══ Stored data
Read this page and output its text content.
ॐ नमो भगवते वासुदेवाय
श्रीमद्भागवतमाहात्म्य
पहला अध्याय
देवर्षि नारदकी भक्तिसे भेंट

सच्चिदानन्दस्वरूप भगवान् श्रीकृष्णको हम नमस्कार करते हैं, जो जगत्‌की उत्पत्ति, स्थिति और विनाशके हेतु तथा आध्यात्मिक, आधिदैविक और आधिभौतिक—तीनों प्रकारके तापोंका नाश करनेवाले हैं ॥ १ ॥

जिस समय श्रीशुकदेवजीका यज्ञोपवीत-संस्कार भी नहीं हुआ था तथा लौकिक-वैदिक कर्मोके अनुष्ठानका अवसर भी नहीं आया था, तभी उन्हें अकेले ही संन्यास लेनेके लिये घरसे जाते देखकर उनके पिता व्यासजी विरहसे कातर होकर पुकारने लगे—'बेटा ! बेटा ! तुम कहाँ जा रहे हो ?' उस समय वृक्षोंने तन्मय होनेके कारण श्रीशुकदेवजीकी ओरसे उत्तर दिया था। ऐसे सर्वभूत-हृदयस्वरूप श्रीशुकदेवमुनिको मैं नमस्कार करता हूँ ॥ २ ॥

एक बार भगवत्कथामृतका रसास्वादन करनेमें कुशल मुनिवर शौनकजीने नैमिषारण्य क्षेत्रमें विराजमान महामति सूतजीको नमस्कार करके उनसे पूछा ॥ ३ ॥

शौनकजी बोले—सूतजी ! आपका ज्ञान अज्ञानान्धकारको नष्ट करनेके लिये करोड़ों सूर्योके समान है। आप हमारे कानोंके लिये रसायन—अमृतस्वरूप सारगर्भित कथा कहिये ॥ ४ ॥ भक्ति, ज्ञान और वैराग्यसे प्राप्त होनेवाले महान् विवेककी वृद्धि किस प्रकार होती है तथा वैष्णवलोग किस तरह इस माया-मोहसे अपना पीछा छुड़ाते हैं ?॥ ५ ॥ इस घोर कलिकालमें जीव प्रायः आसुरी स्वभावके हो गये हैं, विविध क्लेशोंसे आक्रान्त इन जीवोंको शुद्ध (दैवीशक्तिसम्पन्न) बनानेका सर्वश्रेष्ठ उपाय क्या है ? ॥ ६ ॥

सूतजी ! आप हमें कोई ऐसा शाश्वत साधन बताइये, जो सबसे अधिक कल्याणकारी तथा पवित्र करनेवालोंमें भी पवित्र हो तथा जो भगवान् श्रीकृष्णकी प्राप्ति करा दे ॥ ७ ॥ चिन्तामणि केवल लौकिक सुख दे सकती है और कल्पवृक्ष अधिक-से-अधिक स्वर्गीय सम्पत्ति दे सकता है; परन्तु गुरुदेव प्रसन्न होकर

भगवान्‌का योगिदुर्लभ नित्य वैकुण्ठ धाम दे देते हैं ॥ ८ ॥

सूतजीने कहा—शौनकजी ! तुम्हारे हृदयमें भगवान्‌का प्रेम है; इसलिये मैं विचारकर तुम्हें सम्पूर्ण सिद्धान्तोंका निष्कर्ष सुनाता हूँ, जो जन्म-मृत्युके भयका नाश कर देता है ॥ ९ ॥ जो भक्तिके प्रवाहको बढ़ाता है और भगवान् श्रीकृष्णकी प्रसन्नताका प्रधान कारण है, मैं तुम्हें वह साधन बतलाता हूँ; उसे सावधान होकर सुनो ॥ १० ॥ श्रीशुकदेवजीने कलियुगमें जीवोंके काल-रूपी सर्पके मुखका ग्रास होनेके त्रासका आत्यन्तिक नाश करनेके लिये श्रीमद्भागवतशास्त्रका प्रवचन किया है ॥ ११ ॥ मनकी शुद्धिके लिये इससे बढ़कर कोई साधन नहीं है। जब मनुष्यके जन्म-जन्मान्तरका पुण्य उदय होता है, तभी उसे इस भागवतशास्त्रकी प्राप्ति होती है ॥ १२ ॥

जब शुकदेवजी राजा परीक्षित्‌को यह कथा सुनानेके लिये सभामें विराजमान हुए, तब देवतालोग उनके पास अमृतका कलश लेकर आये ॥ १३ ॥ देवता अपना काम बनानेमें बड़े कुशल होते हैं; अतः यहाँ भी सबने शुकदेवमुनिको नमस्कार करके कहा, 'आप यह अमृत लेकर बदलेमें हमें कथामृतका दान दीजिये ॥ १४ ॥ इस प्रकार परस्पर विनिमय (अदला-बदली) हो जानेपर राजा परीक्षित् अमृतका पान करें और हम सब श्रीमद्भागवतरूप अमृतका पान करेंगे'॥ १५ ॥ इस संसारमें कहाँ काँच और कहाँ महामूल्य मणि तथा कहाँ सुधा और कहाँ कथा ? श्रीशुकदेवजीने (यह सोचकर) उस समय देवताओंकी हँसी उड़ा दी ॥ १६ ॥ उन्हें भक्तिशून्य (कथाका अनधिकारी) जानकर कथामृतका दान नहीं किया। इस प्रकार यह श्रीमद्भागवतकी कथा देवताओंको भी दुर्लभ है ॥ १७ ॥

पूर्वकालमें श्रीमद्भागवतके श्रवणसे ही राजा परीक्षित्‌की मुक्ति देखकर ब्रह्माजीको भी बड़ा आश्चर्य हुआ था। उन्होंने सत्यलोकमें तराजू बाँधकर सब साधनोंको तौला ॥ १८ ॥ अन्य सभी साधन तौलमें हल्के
════
What to work on |
Scan the listing above. Collect all lines with the word "गवतक".

Exercise result |
जब शुकदेवजी राजा परीक्षित्‌को यह कथा सुनानेके लिये सभामें विराजमान हुए, तब देवतालोग उनके पास अमृतका कलश लेकर आये ॥ १३ ॥ देवता अपना काम बनानेमें बड़े कुशल होते हैं; अतः यहाँ भी सबने शुकदेवमुनिको नमस्कार करके कहा, 'आप यह अमृत लेकर बदलेमें हमें कथामृतका दान दीजिये ॥ १४ ॥ इस प्रकार परस्पर विनिमय (अदला-बदली) हो जानेपर राजा परीक्षित् अमृतका पान करें और हम सब श्रीमद्भागवतरूप अमृतका पान करेंगे'॥ १५ ॥ इस संसारमें कहाँ काँच और कहाँ महामूल्य मणि तथा कहाँ सुधा और कहाँ कथा ? श्रीशुकदेवजीने (यह सोचकर) उस समय देवताओंकी हँसी उड़ा दी ॥ १६ ॥ उन्हें भक्तिशून्य (कथाका अनधिकारी) जानकर कथामृतका दान नहीं किया। इस प्रकार यह श्रीमद्भागवतकी कथा देवताओंको भी दुर्लभ है ॥ १७ ॥
पूर्वकालमें श्रीमद्भागवतके श्रवणसे ही राजा परीक्षित्‌की मुक्ति देखकर ब्रह्माजीको भी बड़ा आश्चर्य हुआ था। उन्होंने सत्यलोकमें तराजू बाँधकर सब साधनोंको तौला ॥ १८ ॥ अन्य सभी साधन तौलमें हल्के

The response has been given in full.